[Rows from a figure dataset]
┏━━
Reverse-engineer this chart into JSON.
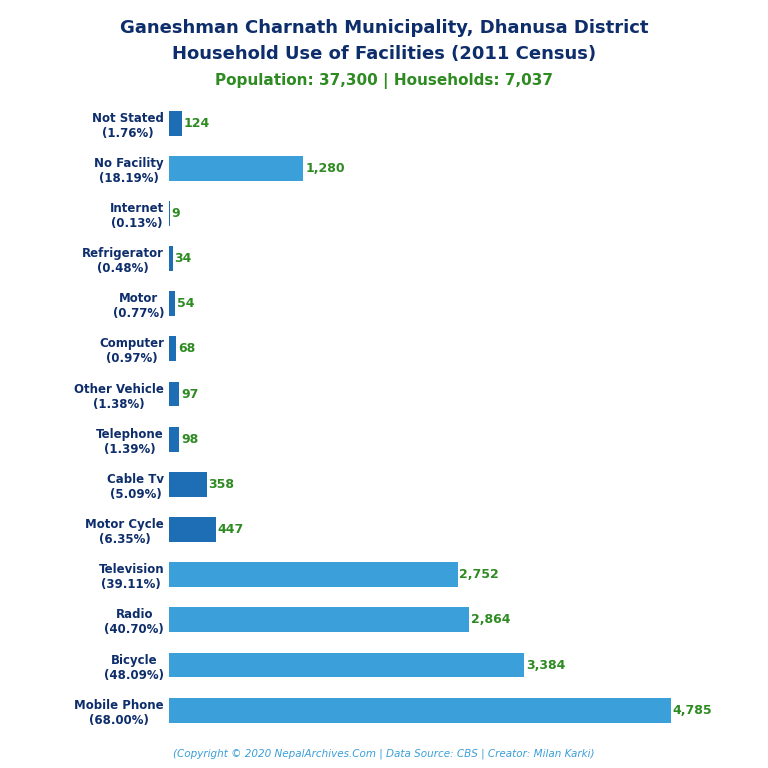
{
  "title_line1": "Ganeshman Charnath Municipality, Dhanusa District",
  "title_line2": "Household Use of Facilities (2011 Census)",
  "subtitle": "Population: 37,300 | Households: 7,037",
  "copyright": "(Copyright © 2020 NepalArchives.Com | Data Source: CBS | Creator: Milan Karki)",
  "categories": [
    "Mobile Phone\n(68.00%)",
    "Bicycle\n(48.09%)",
    "Radio\n(40.70%)",
    "Television\n(39.11%)",
    "Motor Cycle\n(6.35%)",
    "Cable Tv\n(5.09%)",
    "Telephone\n(1.39%)",
    "Other Vehicle\n(1.38%)",
    "Computer\n(0.97%)",
    "Motor\n(0.77%)",
    "Refrigerator\n(0.48%)",
    "Internet\n(0.13%)",
    "No Facility\n(18.19%)",
    "Not Stated\n(1.76%)"
  ],
  "values": [
    4785,
    3384,
    2864,
    2752,
    447,
    358,
    98,
    97,
    68,
    54,
    34,
    9,
    1280,
    124
  ],
  "bar_color_small": "#1e6eb5",
  "bar_color_large": "#3b9fd9",
  "title_color": "#0d2d6b",
  "subtitle_color": "#2e8b22",
  "value_color": "#2e8b22",
  "copyright_color": "#3b9fd9",
  "background_color": "#ffffff",
  "xlim_max": 5200,
  "bar_height": 0.55
}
┗━━
-- Short task --
Copy out each line exactly, without the pictures.

-- Task output --
Reverse-engineer this chart into JSON.
{
  "title_line1": "Ganeshman Charnath Municipality, Dhanusa District",
  "title_line2": "Household Use of Facilities (2011 Census)",
  "subtitle": "Population: 37,300 | Households: 7,037",
  "copyright": "(Copyright © 2020 NepalArchives.Com | Data Source: CBS | Creator: Milan Karki)",
  "categories": [
    "Mobile Phone\n(68.00%)",
    "Bicycle\n(48.09%)",
    "Radio\n(40.70%)",
    "Television\n(39.11%)",
    "Motor Cycle\n(6.35%)",
    "Cable Tv\n(5.09%)",
    "Telephone\n(1.39%)",
    "Other Vehicle\n(1.38%)",
    "Computer\n(0.97%)",
    "Motor\n(0.77%)",
    "Refrigerator\n(0.48%)",
    "Internet\n(0.13%)",
    "No Facility\n(18.19%)",
    "Not Stated\n(1.76%)"
  ],
  "values": [
    4785,
    3384,
    2864,
    2752,
    447,
    358,
    98,
    97,
    68,
    54,
    34,
    9,
    1280,
    124
  ],
  "bar_color_small": "#1e6eb5",
  "bar_color_large": "#3b9fd9",
  "title_color": "#0d2d6b",
  "subtitle_color": "#2e8b22",
  "value_color": "#2e8b22",
  "copyright_color": "#3b9fd9",
  "background_color": "#ffffff",
  "xlim_max": 5200,
  "bar_height": 0.55
}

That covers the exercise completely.